Lines of data:

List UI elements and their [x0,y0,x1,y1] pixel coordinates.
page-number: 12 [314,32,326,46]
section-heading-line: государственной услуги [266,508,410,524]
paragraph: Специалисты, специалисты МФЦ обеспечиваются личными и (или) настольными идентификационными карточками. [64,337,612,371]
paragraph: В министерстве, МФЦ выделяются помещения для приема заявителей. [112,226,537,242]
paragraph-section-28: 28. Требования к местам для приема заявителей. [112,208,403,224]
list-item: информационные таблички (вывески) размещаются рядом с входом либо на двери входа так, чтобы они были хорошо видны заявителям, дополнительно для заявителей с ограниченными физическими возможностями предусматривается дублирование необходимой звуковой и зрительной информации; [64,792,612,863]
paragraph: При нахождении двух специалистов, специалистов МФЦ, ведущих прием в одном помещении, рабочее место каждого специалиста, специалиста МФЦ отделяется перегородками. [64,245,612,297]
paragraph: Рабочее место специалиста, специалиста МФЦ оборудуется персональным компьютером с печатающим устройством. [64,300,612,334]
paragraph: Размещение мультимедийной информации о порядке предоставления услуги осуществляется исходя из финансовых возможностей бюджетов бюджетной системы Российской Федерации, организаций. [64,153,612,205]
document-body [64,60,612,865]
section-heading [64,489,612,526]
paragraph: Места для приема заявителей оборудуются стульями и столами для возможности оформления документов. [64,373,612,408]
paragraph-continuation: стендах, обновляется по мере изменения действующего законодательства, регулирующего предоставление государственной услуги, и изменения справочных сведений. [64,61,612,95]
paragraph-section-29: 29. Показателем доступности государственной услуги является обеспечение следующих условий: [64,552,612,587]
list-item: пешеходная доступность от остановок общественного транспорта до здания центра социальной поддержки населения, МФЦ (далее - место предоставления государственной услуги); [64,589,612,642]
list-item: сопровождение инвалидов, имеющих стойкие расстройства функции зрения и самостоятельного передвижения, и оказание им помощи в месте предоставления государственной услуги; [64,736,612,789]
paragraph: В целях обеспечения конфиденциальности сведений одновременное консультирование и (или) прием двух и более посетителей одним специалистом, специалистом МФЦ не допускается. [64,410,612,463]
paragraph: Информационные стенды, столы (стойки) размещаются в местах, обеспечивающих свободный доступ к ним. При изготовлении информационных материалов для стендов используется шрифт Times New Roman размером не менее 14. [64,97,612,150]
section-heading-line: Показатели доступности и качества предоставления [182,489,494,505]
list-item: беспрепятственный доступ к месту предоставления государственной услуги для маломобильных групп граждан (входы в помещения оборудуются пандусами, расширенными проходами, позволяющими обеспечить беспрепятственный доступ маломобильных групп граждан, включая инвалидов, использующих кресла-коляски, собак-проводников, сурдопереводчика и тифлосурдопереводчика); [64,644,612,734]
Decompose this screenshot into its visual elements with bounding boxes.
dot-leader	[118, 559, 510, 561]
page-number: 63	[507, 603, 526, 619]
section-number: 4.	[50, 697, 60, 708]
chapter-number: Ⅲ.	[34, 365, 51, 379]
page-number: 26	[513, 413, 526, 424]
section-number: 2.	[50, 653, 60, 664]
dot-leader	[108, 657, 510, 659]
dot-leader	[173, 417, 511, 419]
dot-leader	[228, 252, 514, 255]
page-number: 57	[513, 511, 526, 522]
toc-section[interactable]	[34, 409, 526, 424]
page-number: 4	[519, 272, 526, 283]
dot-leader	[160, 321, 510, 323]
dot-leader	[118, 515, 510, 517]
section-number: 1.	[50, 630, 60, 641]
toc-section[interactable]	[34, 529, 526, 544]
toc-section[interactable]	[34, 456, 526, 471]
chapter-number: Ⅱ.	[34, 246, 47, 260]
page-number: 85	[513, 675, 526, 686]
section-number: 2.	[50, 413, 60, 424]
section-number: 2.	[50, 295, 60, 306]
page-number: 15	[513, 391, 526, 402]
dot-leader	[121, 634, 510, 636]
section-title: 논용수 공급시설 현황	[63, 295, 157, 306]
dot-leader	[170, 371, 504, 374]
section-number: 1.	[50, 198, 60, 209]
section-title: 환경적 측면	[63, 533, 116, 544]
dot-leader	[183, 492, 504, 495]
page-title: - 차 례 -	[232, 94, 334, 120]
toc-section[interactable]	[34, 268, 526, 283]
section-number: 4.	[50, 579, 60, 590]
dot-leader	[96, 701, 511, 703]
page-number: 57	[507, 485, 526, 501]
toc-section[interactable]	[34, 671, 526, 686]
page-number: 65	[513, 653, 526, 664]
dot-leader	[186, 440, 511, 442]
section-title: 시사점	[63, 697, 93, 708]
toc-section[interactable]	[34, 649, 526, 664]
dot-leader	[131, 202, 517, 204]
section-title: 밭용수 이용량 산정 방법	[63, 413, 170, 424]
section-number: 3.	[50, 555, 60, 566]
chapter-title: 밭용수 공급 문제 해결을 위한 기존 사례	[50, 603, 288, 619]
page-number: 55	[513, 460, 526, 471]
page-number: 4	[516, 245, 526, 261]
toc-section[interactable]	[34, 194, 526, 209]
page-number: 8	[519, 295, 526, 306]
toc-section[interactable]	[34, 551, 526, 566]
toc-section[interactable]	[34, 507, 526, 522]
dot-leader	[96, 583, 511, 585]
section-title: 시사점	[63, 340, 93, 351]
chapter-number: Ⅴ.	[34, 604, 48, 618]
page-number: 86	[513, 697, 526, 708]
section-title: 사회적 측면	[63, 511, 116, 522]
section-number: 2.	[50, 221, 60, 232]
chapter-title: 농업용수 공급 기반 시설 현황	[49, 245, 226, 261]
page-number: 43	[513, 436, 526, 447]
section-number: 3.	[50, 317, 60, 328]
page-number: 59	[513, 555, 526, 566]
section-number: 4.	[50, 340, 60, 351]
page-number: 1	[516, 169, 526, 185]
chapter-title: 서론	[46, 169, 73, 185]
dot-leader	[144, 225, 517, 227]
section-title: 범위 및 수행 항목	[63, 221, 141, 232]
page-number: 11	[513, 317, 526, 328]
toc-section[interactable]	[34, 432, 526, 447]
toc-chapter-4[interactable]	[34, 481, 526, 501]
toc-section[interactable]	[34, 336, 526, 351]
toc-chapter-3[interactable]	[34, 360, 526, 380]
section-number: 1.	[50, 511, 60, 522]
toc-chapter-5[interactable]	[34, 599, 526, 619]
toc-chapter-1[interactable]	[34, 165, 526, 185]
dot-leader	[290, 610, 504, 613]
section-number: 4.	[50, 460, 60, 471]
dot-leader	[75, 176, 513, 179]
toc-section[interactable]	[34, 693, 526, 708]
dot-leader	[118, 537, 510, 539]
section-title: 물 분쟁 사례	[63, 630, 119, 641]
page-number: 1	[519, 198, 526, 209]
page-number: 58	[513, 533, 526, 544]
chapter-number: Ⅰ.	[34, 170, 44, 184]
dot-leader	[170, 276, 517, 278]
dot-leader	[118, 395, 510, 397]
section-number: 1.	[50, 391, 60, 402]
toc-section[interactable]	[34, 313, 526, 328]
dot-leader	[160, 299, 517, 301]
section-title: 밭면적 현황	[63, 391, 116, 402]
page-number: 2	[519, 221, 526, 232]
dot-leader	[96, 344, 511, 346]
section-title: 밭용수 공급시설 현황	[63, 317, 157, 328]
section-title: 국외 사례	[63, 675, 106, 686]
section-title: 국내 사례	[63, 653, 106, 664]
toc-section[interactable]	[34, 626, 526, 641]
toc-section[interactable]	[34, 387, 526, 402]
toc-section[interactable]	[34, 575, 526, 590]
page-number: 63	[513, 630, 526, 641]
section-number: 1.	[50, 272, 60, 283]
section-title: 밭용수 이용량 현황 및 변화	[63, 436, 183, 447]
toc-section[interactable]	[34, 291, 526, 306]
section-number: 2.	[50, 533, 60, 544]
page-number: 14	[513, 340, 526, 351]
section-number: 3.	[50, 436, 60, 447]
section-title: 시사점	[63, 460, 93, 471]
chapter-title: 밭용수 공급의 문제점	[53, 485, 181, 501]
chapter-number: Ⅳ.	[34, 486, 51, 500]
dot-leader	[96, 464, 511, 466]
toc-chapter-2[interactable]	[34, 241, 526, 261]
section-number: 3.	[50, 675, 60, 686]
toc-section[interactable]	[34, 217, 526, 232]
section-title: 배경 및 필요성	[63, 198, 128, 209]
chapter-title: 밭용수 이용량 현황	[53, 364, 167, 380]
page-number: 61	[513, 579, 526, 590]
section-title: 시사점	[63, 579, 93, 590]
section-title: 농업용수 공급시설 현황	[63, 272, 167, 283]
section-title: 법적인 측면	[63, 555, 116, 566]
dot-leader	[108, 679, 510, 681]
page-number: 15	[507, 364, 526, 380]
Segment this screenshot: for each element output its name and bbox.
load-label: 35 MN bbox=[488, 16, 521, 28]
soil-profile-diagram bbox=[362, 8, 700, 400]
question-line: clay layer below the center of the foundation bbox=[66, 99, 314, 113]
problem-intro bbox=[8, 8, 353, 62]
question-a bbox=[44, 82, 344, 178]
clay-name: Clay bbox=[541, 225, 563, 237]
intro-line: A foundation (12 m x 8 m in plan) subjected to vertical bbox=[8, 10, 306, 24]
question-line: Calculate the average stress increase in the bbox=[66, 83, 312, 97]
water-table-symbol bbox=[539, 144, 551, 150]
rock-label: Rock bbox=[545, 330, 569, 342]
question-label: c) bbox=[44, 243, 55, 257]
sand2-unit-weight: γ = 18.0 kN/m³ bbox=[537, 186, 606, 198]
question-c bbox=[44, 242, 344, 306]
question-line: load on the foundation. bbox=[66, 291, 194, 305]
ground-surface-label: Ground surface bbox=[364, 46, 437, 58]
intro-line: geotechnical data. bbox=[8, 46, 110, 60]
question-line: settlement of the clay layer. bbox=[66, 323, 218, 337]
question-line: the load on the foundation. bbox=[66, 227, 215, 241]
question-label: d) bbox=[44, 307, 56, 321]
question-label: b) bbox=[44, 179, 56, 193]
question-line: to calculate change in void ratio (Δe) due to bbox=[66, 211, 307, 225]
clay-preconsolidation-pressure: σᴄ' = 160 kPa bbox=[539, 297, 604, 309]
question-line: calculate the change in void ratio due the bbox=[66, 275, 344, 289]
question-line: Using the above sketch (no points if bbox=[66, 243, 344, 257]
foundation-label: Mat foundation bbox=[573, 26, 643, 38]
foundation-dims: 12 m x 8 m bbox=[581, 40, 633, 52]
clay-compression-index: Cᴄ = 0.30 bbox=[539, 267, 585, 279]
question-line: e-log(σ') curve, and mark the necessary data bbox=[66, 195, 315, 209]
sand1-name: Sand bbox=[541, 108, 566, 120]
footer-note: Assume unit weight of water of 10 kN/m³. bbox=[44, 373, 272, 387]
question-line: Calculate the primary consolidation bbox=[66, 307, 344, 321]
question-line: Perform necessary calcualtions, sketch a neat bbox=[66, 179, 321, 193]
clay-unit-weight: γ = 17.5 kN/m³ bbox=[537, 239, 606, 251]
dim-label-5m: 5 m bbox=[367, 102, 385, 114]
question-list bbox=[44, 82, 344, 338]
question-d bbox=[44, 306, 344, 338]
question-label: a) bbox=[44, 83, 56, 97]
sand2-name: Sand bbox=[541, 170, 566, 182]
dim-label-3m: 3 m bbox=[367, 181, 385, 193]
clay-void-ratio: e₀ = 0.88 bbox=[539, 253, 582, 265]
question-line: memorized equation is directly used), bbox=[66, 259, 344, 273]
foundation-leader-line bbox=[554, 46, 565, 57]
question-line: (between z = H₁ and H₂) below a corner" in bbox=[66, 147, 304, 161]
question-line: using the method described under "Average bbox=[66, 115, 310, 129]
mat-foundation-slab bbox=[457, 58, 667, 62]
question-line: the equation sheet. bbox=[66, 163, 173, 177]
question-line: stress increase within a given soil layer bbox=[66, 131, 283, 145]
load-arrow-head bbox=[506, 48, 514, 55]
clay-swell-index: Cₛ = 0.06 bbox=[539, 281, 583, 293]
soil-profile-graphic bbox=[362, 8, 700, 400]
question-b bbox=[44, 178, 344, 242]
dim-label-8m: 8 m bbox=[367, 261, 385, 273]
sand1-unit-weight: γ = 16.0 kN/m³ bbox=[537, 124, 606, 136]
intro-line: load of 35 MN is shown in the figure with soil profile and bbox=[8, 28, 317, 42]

→ **THE PROBLEM**:
Reproduce the entries from the first line up to and including the line containing "paragraph-section-28: 28. Требования", substituting "посетителей" for each occurrence of "заявителей" and leaving everything else unchanged.

→ **SOLUTION TO THE EXERCISE**:
List UI elements and their [x0,y0,x1,y1] pixel coordinates.
page-number: 12 [314,32,326,46]
section-heading-line: государственной услуги [266,508,410,524]
paragraph: Специалисты, специалисты МФЦ обеспечиваются личными и (или) настольными идентификационными карточками. [64,337,612,371]
paragraph: В министерстве, МФЦ выделяются помещения для приема посетителей. [112,226,537,242]
paragraph-section-28: 28. Требования к местам для приема посетителей. [112,208,403,224]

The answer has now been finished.